start EXCERPTED DATA
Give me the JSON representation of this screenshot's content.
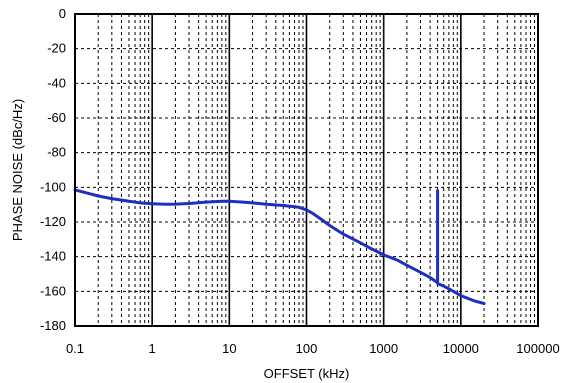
{
  "chart_data": {
    "type": "line",
    "title": "",
    "xlabel": "OFFSET (kHz)",
    "ylabel": "PHASE NOISE (dBc/Hz)",
    "xscale": "log",
    "xlim": [
      0.1,
      100000
    ],
    "ylim": [
      -180,
      0
    ],
    "x_ticks": [
      0.1,
      1,
      10,
      100,
      1000,
      10000,
      100000
    ],
    "x_tick_labels": [
      "0.1",
      "1",
      "10",
      "100",
      "1000",
      "10000",
      "100000"
    ],
    "y_ticks": [
      0,
      -20,
      -40,
      -60,
      -80,
      -100,
      -120,
      -140,
      -160,
      -180
    ],
    "y_tick_labels": [
      "0",
      "-20",
      "-40",
      "-60",
      "-80",
      "-100",
      "-120",
      "-140",
      "-160",
      "-180"
    ],
    "grid": true,
    "grid_style": "dashed",
    "series": [
      {
        "color": "#1f2fbf",
        "points": [
          [
            0.1,
            -101.5
          ],
          [
            0.15,
            -103.5
          ],
          [
            0.2,
            -105
          ],
          [
            0.3,
            -106.5
          ],
          [
            0.5,
            -108
          ],
          [
            0.7,
            -109
          ],
          [
            1,
            -109.5
          ],
          [
            1.5,
            -109.8
          ],
          [
            2,
            -109.7
          ],
          [
            3,
            -109.3
          ],
          [
            5,
            -108.5
          ],
          [
            8,
            -108
          ],
          [
            10,
            -108
          ],
          [
            15,
            -108.5
          ],
          [
            20,
            -109
          ],
          [
            30,
            -109.8
          ],
          [
            50,
            -110.5
          ],
          [
            80,
            -111.5
          ],
          [
            100,
            -113
          ],
          [
            120,
            -115
          ],
          [
            150,
            -118
          ],
          [
            200,
            -122
          ],
          [
            300,
            -127
          ],
          [
            500,
            -132
          ],
          [
            700,
            -135.5
          ],
          [
            1000,
            -139
          ],
          [
            1500,
            -142
          ],
          [
            2000,
            -145
          ],
          [
            3000,
            -149
          ],
          [
            4000,
            -152
          ],
          [
            5000,
            -155
          ],
          [
            5001,
            -102
          ],
          [
            5002,
            -155.5
          ],
          [
            6000,
            -157
          ],
          [
            8000,
            -160
          ],
          [
            10000,
            -162.5
          ],
          [
            15000,
            -165.5
          ],
          [
            20000,
            -167
          ]
        ]
      }
    ]
  }
}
end EXCERPTED DATA
Each record above should come back exactly the same, only without its pictures.

Give me the JSON representation of this screenshot's content.
{
  "chart_data": {
    "type": "line",
    "title": "",
    "xlabel": "OFFSET (kHz)",
    "ylabel": "PHASE NOISE (dBc/Hz)",
    "xscale": "log",
    "xlim": [
      0.1,
      100000
    ],
    "ylim": [
      -180,
      0
    ],
    "x_ticks": [
      0.1,
      1,
      10,
      100,
      1000,
      10000,
      100000
    ],
    "x_tick_labels": [
      "0.1",
      "1",
      "10",
      "100",
      "1000",
      "10000",
      "100000"
    ],
    "y_ticks": [
      0,
      -20,
      -40,
      -60,
      -80,
      -100,
      -120,
      -140,
      -160,
      -180
    ],
    "y_tick_labels": [
      "0",
      "-20",
      "-40",
      "-60",
      "-80",
      "-100",
      "-120",
      "-140",
      "-160",
      "-180"
    ],
    "grid": true,
    "grid_style": "dashed",
    "series": [
      {
        "color": "#1f2fbf",
        "points": [
          [
            0.1,
            -101.5
          ],
          [
            0.15,
            -103.5
          ],
          [
            0.2,
            -105
          ],
          [
            0.3,
            -106.5
          ],
          [
            0.5,
            -108
          ],
          [
            0.7,
            -109
          ],
          [
            1,
            -109.5
          ],
          [
            1.5,
            -109.8
          ],
          [
            2,
            -109.7
          ],
          [
            3,
            -109.3
          ],
          [
            5,
            -108.5
          ],
          [
            8,
            -108
          ],
          [
            10,
            -108
          ],
          [
            15,
            -108.5
          ],
          [
            20,
            -109
          ],
          [
            30,
            -109.8
          ],
          [
            50,
            -110.5
          ],
          [
            80,
            -111.5
          ],
          [
            100,
            -113
          ],
          [
            120,
            -115
          ],
          [
            150,
            -118
          ],
          [
            200,
            -122
          ],
          [
            300,
            -127
          ],
          [
            500,
            -132
          ],
          [
            700,
            -135.5
          ],
          [
            1000,
            -139
          ],
          [
            1500,
            -142
          ],
          [
            2000,
            -145
          ],
          [
            3000,
            -149
          ],
          [
            4000,
            -152
          ],
          [
            5000,
            -155
          ],
          [
            5001,
            -102
          ],
          [
            5002,
            -155.5
          ],
          [
            6000,
            -157
          ],
          [
            8000,
            -160
          ],
          [
            10000,
            -162.5
          ],
          [
            15000,
            -165.5
          ],
          [
            20000,
            -167
          ]
        ]
      }
    ]
  }
}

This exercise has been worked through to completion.